TASK DETAILS - Will you output the entries below exactly, skipping every image they contain?

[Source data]
___

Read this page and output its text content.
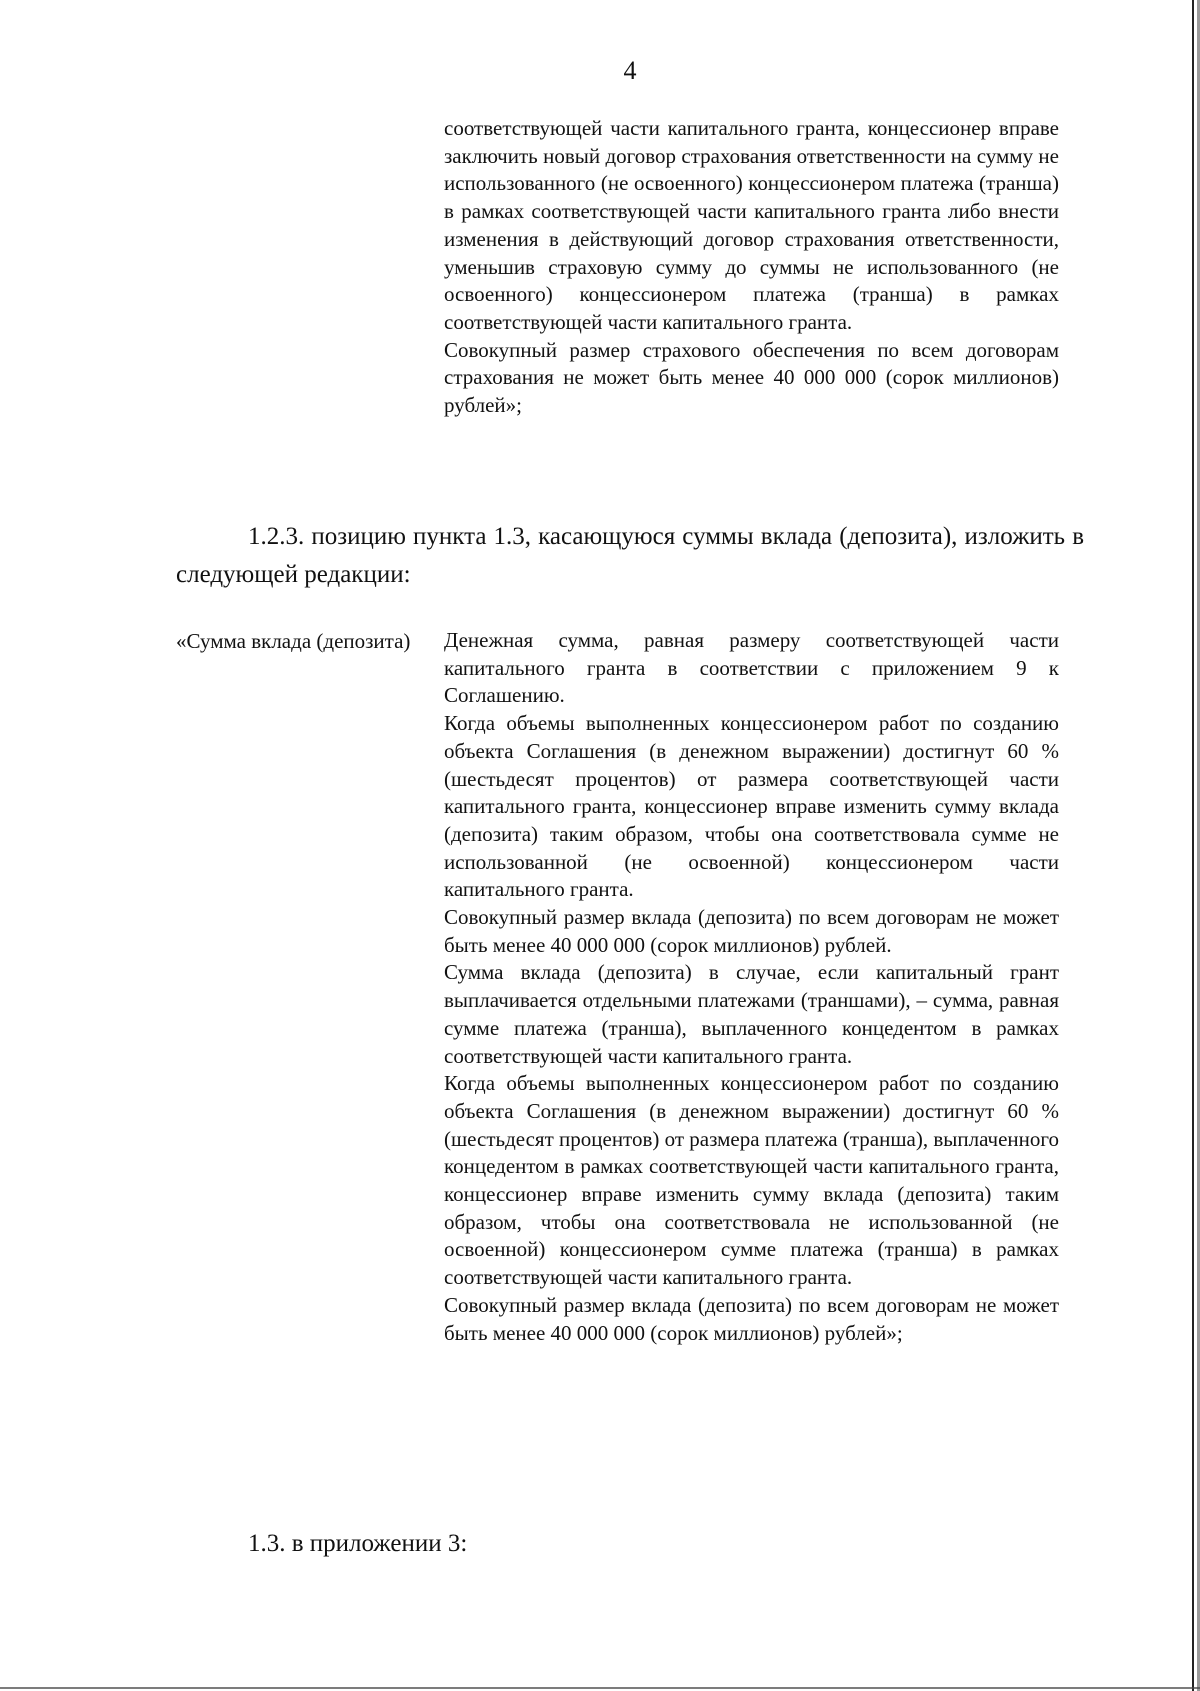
4

соответствующей части капитального гранта, концессионер вправе заключить новый договор страхования ответственности на сумму не использованного (не освоенного) концессионером платежа (транша) в рамках соответствующей части капитального гранта либо внести изменения в действующий договор страхования ответственности, уменьшив страховую сумму до суммы не использованного (не освоенного) концессионером платежа (транша) в рамках соответствующей части капитального гранта.

Совокупный размер страхового обеспечения по всем договорам страхования не может быть менее 40 000 000 (сорок миллионов) рублей»;

1.2.3. позицию пункта 1.3, касающуюся суммы вклада (депозита), изложить в следующей редакции:

«Сумма вклада (депозита)	Денежная сумма, равная размеру соответствующей части капитального гранта в соответствии с приложением 9 к Соглашению.

Когда объемы выполненных концессионером работ по созданию объекта Соглашения (в денежном выражении) достигнут 60 % (шестьдесят процентов) от размера соответствующей части капитального гранта, концессионер вправе изменить сумму вклада (депозита) таким образом, чтобы она соответствовала сумме не использованной (не освоенной) концессионером части капитального гранта.

Совокупный размер вклада (депозита) по всем договорам не может быть менее 40 000 000 (сорок миллионов) рублей.

Сумма вклада (депозита) в случае, если капитальный грант выплачивается отдельными платежами (траншами), – сумма, равная сумме платежа (транша), выплаченного концедентом в рамках соответствующей части капитального гранта.

Когда объемы выполненных концессионером работ по созданию объекта Соглашения (в денежном выражении) достигнут 60 % (шестьдесят процентов) от размера платежа (транша), выплаченного концедентом в рамках соответствующей части капитального гранта, концессионер вправе изменить сумму вклада (депозита) таким образом, чтобы она соответствовала не использованной (не освоенной) концессионером сумме платежа (транша) в рамках соответствующей части капитального гранта.

Совокупный размер вклада (депозита) по всем договорам не может быть менее 40 000 000 (сорок миллионов) рублей»;

1.3. в приложении 3:
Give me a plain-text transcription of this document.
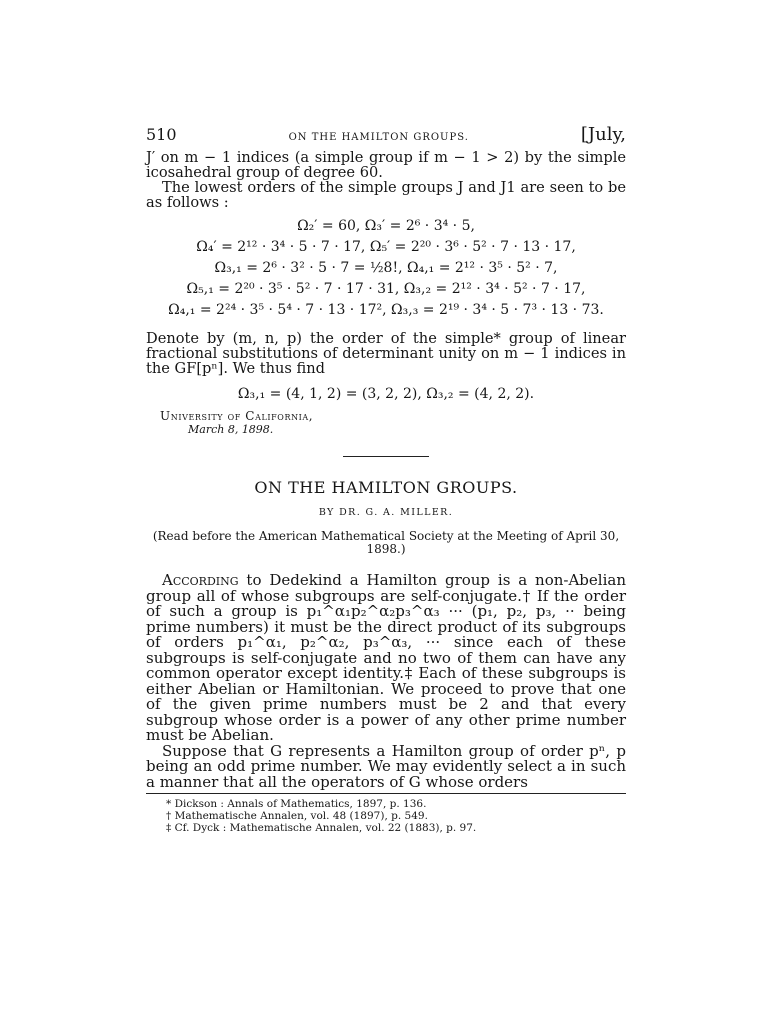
510	ON THE HAMILTON GROUPS.	[July,

J′ on m − 1 indices (a simple group if m − 1 > 2) by the simple icosahedral group of degree 60.

The lowest orders of the simple groups J and J1 are seen to be as follows :

Ω₂′ = 60, Ω₃′ = 2⁶ · 3⁴ · 5,
Ω₄′ = 2¹² · 3⁴ · 5 · 7 · 17, Ω₅′ = 2²⁰ · 3⁶ · 5² · 7 · 13 · 17,
Ω₃,₁ = 2⁶ · 3² · 5 · 7 = ½8!, Ω₄,₁ = 2¹² · 3⁵ · 5² · 7,
Ω₅,₁ = 2²⁰ · 3⁵ · 5² · 7 · 17 · 31, Ω₃,₂ = 2¹² · 3⁴ · 5² · 7 · 17,
Ω₄,₁ = 2²⁴ · 3⁵ · 5⁴ · 7 · 13 · 17², Ω₃,₃ = 2¹⁹ · 3⁴ · 5 · 7³ · 13 · 73.

Denote by (m, n, p) the order of the simple* group of linear fractional substitutions of determinant unity on m − 1 indices in the GF[pⁿ]. We thus find

Ω₃,₁ = (4, 1, 2) = (3, 2, 2), Ω₃,₂ = (4, 2, 2).
University of California,
March 8, 1898.
ON THE HAMILTON GROUPS.
BY DR. G. A. MILLER.
(Read before the American Mathematical Society at the Meeting of April 30, 1898.)

According to Dedekind a Hamilton group is a non-Abelian group all of whose subgroups are self-conjugate.† If the order of such a group is p₁^α₁p₂^α₂p₃^α₃ ··· (p₁, p₂, p₃, ·· being prime numbers) it must be the direct product of its subgroups of orders p₁^α₁, p₂^α₂, p₃^α₃, ··· since each of these subgroups is self-conjugate and no two of them can have any common operator except identity.‡ Each of these subgroups is either Abelian or Hamiltonian. We proceed to prove that one of the given prime numbers must be 2 and that every subgroup whose order is a power of any other prime number must be Abelian.

Suppose that G represents a Hamilton group of order pⁿ, p being an odd prime number. We may evidently select a in such a manner that all the operators of G whose orders

* Dickson : Annals of Mathematics, 1897, p. 136.
† Mathematische Annalen, vol. 48 (1897), p. 549.
‡ Cf. Dyck : Mathematische Annalen, vol. 22 (1883), p. 97.
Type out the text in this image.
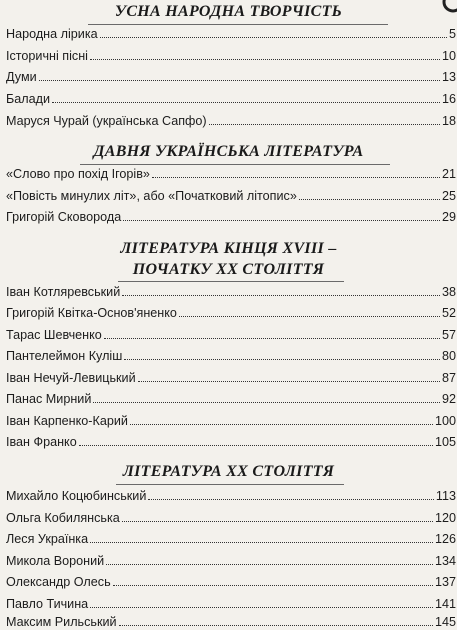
УСНА НАРОДНА ТВОРЧІСТЬ
Народна лірика	5
Історичні пісні	10
Думи	13
Балади	16
Маруся Чурай (українська Сапфо)	18
ДАВНЯ УКРАЇНСЬКА ЛІТЕРАТУРА
«Слово про похід Ігорів»	21
«Повість минулих літ», або «Початковий літопис»	25
Григорій Сковорода	29
ЛІТЕРАТУРА КІНЦЯ XVIII –
ПОЧАТКУ XX СТОЛІТТЯ
Іван Котляревський	38
Григорій Квітка-Основ'яненко	52
Тарас Шевченко	57
Пантелеймон Куліш	80
Іван Нечуй-Левицький	87
Панас Мирний	92
Іван Карпенко-Карий	100
Іван Франко	105
ЛІТЕРАТУРА XX СТОЛІТТЯ
Михайло Коцюбинський	113
Ольга Кобилянська	120
Леся Українка	126
Микола Вороний	134
Олександр Олесь	137
Павло Тичина	141
Максим Рильський	145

___

ANSWER IN FULL -
Read this page and output its text content.
4

соответствующей части капитального гранта, концессионер вправе заключить новый договор страхования ответственности на сумму не использованного (не освоенного) концессионером платежа (транша) в рамках соответствующей части капитального гранта либо внести изменения в действующий договор страхования ответственности, уменьшив страховую сумму до суммы не использованного (не освоенного) концессионером платежа (транша) в рамках соответствующей части капитального гранта.

Совокупный размер страхового обеспечения по всем договорам страхования не может быть менее 40 000 000 (сорок миллионов) рублей»;

1.2.3. позицию пункта 1.3, касающуюся суммы вклада (депозита), изложить в следующей редакции:

«Сумма вклада (депозита)	Денежная сумма, равная размеру соответствующей части капитального гранта в соответствии с приложением 9 к Соглашению.

Когда объемы выполненных концессионером работ по созданию объекта Соглашения (в денежном выражении) достигнут 60 % (шестьдесят процентов) от размера соответствующей части капитального гранта, концессионер вправе изменить сумму вклада (депозита) таким образом, чтобы она соответствовала сумме не использованной (не освоенной) концессионером части капитального гранта.

Совокупный размер вклада (депозита) по всем договорам не может быть менее 40 000 000 (сорок миллионов) рублей.

Сумма вклада (депозита) в случае, если капитальный грант выплачивается отдельными платежами (траншами), – сумма, равная сумме платежа (транша), выплаченного концедентом в рамках соответствующей части капитального гранта.

Когда объемы выполненных концессионером работ по созданию объекта Соглашения (в денежном выражении) достигнут 60 % (шестьдесят процентов) от размера платежа (транша), выплаченного концедентом в рамках соответствующей части капитального гранта, концессионер вправе изменить сумму вклада (депозита) таким образом, чтобы она соответствовала не использованной (не освоенной) концессионером сумме платежа (транша) в рамках соответствующей части капитального гранта.

Совокупный размер вклада (депозита) по всем договорам не может быть менее 40 000 000 (сорок миллионов) рублей»;

1.3. в приложении 3:
Give me a plain-text transcription of this document.
510	ON THE HAMILTON GROUPS.	[July,

J′ on m − 1 indices (a simple group if m − 1 > 2) by the simple icosahedral group of degree 60.

The lowest orders of the simple groups J and J1 are seen to be as follows :

Ω₂′ = 60, Ω₃′ = 2⁶ · 3⁴ · 5,
Ω₄′ = 2¹² · 3⁴ · 5 · 7 · 17, Ω₅′ = 2²⁰ · 3⁶ · 5² · 7 · 13 · 17,
Ω₃,₁ = 2⁶ · 3² · 5 · 7 = ½8!, Ω₄,₁ = 2¹² · 3⁵ · 5² · 7,
Ω₅,₁ = 2²⁰ · 3⁵ · 5² · 7 · 17 · 31, Ω₃,₂ = 2¹² · 3⁴ · 5² · 7 · 17,
Ω₄,₁ = 2²⁴ · 3⁵ · 5⁴ · 7 · 13 · 17², Ω₃,₃ = 2¹⁹ · 3⁴ · 5 · 7³ · 13 · 73.

Denote by (m, n, p) the order of the simple* group of linear fractional substitutions of determinant unity on m − 1 indices in the GF[pⁿ]. We thus find

Ω₃,₁ = (4, 1, 2) = (3, 2, 2), Ω₃,₂ = (4, 2, 2).
University of California,
March 8, 1898.
ON THE HAMILTON GROUPS.
BY DR. G. A. MILLER.
(Read before the American Mathematical Society at the Meeting of April 30, 1898.)

According to Dedekind a Hamilton group is a non-Abelian group all of whose subgroups are self-conjugate.† If the order of such a group is p₁^α₁p₂^α₂p₃^α₃ ··· (p₁, p₂, p₃, ·· being prime numbers) it must be the direct product of its subgroups of orders p₁^α₁, p₂^α₂, p₃^α₃, ··· since each of these subgroups is self-conjugate and no two of them can have any common operator except identity.‡ Each of these subgroups is either Abelian or Hamiltonian. We proceed to prove that one of the given prime numbers must be 2 and that every subgroup whose order is a power of any other prime number must be Abelian.

Suppose that G represents a Hamilton group of order pⁿ, p being an odd prime number. We may evidently select a in such a manner that all the operators of G whose orders

* Dickson : Annals of Mathematics, 1897, p. 136.
† Mathematische Annalen, vol. 48 (1897), p. 549.
‡ Cf. Dyck : Mathematische Annalen, vol. 22 (1883), p. 97.
Type out the text in this image.
УСНА НАРОДНА ТВОРЧІСТЬ
Народна лірика	5
Історичні пісні	10
Думи	13
Балади	16
Маруся Чурай (українська Сапфо)	18
ДАВНЯ УКРАЇНСЬКА ЛІТЕРАТУРА
«Слово про похід Ігорів»	21
«Повість минулих літ», або «Початковий літопис»	25
Григорій Сковорода	29
ЛІТЕРАТУРА КІНЦЯ XVIII –
ПОЧАТКУ XX СТОЛІТТЯ
Іван Котляревський	38
Григорій Квітка-Основ'яненко	52
Тарас Шевченко	57
Пантелеймон Куліш	80
Іван Нечуй-Левицький	87
Панас Мирний	92
Іван Карпенко-Карий	100
Іван Франко	105
ЛІТЕРАТУРА XX СТОЛІТТЯ
Михайло Коцюбинський	113
Ольга Кобилянська	120
Леся Українка	126
Микола Вороний	134
Олександр Олесь	137
Павло Тичина	141
Максим Рильський	145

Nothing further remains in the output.